_Record excerpts_
* * *

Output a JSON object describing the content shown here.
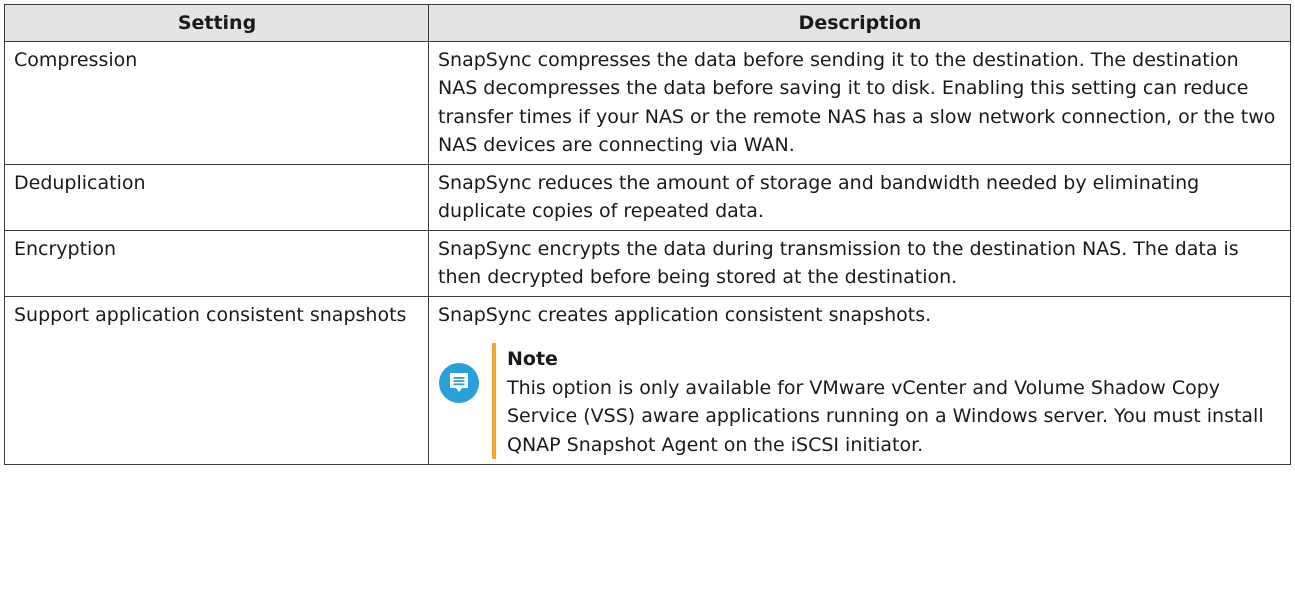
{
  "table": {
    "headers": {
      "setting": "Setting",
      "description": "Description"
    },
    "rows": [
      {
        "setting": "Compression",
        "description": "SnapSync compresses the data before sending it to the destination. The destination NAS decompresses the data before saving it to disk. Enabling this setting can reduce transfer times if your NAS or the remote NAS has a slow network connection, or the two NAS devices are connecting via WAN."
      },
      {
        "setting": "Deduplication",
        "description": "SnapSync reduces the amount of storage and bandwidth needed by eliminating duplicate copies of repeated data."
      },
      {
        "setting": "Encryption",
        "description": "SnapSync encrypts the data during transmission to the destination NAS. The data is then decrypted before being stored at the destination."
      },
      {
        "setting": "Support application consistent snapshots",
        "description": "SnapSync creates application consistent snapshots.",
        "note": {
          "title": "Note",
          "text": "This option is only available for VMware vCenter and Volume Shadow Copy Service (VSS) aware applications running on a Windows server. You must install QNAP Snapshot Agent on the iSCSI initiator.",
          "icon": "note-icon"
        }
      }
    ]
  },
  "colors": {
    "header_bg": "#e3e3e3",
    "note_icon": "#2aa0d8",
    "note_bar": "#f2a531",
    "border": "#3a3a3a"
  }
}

* * *

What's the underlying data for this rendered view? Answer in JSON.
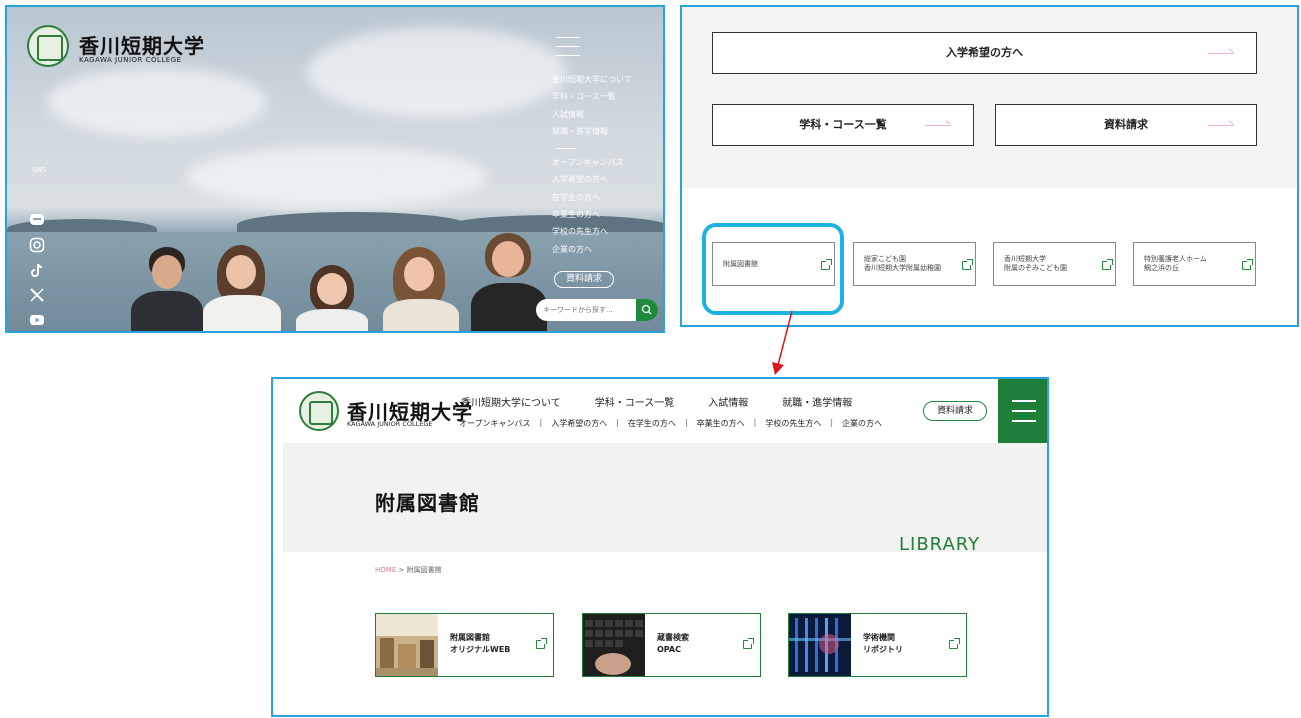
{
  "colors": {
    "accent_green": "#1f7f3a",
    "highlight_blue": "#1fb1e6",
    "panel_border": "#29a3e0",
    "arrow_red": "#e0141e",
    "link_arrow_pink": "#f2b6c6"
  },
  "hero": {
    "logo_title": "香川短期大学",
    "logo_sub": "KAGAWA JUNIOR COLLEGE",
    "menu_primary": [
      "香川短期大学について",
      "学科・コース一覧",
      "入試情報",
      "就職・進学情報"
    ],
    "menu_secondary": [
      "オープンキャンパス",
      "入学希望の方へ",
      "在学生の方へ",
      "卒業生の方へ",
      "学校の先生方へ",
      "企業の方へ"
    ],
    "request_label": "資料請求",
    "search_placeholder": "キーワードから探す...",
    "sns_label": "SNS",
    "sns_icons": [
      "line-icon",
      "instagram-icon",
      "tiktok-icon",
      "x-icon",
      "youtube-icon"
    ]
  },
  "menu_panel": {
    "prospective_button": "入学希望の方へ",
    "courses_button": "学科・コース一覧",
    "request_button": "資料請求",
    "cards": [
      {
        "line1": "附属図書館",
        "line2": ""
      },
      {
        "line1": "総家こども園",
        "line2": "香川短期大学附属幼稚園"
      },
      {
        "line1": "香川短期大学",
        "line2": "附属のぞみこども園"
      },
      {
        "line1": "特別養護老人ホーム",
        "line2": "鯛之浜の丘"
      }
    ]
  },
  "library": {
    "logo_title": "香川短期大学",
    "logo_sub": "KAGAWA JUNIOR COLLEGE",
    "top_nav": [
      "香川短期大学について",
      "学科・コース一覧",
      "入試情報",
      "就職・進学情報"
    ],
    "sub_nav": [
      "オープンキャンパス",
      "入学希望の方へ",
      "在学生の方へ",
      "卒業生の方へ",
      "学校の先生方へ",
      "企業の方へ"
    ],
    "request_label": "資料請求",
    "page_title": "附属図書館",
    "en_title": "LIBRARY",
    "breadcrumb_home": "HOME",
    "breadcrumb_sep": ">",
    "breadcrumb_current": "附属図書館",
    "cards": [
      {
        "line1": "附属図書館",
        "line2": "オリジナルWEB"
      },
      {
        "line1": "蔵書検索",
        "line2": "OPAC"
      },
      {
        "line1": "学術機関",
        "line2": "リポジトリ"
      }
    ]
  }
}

* * *

Above are the entries; count how many of their lines contain the word "JSON" and give only that number.

2